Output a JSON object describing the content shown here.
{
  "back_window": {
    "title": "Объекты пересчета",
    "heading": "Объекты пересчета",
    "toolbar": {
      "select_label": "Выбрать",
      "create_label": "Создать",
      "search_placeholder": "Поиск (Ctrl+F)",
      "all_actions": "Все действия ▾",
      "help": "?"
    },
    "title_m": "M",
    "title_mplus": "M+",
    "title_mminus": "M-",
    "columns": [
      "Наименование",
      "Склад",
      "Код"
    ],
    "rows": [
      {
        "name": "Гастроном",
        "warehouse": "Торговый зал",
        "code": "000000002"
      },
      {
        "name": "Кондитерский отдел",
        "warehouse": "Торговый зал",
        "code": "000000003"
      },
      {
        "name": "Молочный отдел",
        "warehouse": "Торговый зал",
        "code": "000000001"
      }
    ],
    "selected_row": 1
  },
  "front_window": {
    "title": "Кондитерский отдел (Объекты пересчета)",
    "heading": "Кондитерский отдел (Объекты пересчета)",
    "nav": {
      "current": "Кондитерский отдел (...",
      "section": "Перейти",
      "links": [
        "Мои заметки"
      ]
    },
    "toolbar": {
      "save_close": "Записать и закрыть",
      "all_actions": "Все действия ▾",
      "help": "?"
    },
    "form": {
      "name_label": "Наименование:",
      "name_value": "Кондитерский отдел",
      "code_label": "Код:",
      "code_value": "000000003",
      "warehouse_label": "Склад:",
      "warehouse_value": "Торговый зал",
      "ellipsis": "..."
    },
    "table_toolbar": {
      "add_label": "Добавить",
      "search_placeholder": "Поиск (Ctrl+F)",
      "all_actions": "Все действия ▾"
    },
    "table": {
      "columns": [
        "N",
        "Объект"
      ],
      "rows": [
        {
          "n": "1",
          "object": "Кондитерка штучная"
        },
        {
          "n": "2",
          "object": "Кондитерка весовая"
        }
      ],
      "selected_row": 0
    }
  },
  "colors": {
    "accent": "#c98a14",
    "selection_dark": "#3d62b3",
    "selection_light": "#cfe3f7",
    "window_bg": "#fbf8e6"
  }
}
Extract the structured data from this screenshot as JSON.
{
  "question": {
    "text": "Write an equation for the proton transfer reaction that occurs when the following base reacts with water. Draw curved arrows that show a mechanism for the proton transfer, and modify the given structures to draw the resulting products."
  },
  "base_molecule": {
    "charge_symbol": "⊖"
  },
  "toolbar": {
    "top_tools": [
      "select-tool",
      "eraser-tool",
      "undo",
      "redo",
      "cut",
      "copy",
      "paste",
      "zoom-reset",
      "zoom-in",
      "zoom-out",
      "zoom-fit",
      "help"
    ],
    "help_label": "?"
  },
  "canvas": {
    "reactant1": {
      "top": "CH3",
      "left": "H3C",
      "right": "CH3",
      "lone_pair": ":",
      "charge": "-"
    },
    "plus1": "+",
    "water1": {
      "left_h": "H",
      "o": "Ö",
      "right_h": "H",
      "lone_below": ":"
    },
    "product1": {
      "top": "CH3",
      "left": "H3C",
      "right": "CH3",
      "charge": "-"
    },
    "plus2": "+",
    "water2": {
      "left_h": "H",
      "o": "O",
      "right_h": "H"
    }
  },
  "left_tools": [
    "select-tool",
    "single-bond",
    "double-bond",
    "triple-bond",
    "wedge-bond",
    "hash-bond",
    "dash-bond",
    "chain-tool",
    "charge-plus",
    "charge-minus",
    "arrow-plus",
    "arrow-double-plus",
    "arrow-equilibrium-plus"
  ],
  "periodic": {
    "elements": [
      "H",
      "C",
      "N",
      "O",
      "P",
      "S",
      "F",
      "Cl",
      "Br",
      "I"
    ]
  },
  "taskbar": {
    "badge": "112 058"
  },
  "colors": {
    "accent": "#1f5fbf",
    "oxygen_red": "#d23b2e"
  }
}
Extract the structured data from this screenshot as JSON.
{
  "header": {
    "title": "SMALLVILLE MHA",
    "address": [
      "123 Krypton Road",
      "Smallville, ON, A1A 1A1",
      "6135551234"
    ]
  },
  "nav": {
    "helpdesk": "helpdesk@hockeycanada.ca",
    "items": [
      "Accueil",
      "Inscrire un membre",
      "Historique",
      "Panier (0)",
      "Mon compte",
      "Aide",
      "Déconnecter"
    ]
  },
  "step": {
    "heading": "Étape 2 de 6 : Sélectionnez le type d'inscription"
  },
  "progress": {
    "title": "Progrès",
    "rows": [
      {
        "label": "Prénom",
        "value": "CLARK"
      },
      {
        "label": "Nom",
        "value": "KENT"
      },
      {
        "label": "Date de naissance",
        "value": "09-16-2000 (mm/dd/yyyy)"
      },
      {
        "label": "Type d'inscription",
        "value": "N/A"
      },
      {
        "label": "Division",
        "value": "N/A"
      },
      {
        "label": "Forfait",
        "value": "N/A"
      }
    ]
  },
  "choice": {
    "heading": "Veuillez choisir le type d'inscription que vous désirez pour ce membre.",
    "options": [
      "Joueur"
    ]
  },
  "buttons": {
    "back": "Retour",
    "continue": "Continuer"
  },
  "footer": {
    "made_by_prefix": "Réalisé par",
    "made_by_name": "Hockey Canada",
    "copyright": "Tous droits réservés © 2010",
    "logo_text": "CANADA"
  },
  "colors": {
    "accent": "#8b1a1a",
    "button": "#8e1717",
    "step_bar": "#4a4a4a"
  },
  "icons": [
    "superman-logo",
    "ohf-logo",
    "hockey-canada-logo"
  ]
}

+===+

**TO DO**
Track down every line with the word "accent" and copy it.

**RESPONSE TO THE TASK**
    "accent": "#c98a14",
    "accent": "#1f5fbf",
    "accent": "#8b1a1a",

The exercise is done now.